> _GIVEN INSTRUCTION_
Pick every line from the data that holds the word "Introduced".
[DATA SHOWN start]
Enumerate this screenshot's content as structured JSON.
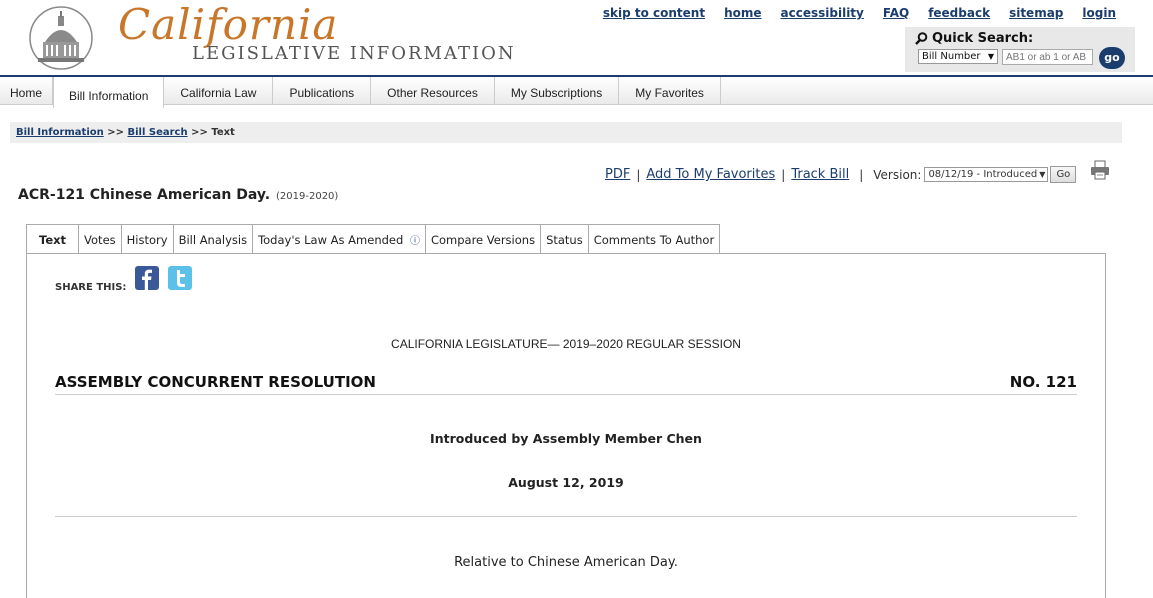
{
  "header": {
    "logo_script": "California",
    "logo_sub": "LEGISLATIVE INFORMATION",
    "top_links": [
      "skip to content",
      "home",
      "accessibility",
      "FAQ",
      "feedback",
      "sitemap",
      "login"
    ],
    "quick_search": {
      "label": "Quick Search:",
      "select_value": "Bill Number",
      "input_placeholder": "AB1 or ab 1 or AB",
      "go_label": "go"
    }
  },
  "nav": {
    "items": [
      "Home",
      "Bill Information",
      "California Law",
      "Publications",
      "Other Resources",
      "My Subscriptions",
      "My Favorites"
    ],
    "active": "Bill Information"
  },
  "breadcrumb": {
    "link1": "Bill Information",
    "sep1": ">>",
    "link2": "Bill Search",
    "sep2": ">>",
    "current": "Text"
  },
  "tools": {
    "pdf": "PDF",
    "favorites": "Add To My Favorites",
    "track": "Track Bill",
    "version_label": "Version:",
    "version_value": "08/12/19 - Introduced",
    "go": "Go"
  },
  "bill": {
    "title": "ACR-121 Chinese American Day.",
    "session": "(2019-2020)"
  },
  "tabs": [
    "Text",
    "Votes",
    "History",
    "Bill Analysis",
    "Today's Law As Amended",
    "Compare Versions",
    "Status",
    "Comments To Author"
  ],
  "content": {
    "share_label": "SHARE THIS:",
    "session_line": "CALIFORNIA LEGISLATURE— 2019–2020 REGULAR SESSION",
    "resolution_title": "ASSEMBLY CONCURRENT RESOLUTION",
    "resolution_no": "NO. 121",
    "introduced_by": "Introduced by Assembly Member Chen",
    "date": "August 12, 2019",
    "relative_to": "Relative to Chinese American Day."
  },
  "colors": {
    "brand_navy": "#1b3d6e",
    "logo_orange": "#c8772a"
  }
}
[DATA SHOWN end]
> _EXERCISE RESPONSE_
    "version_value": "08/12/19 - Introduced",
    "introduced_by": "Introduced by Assembly Member Chen",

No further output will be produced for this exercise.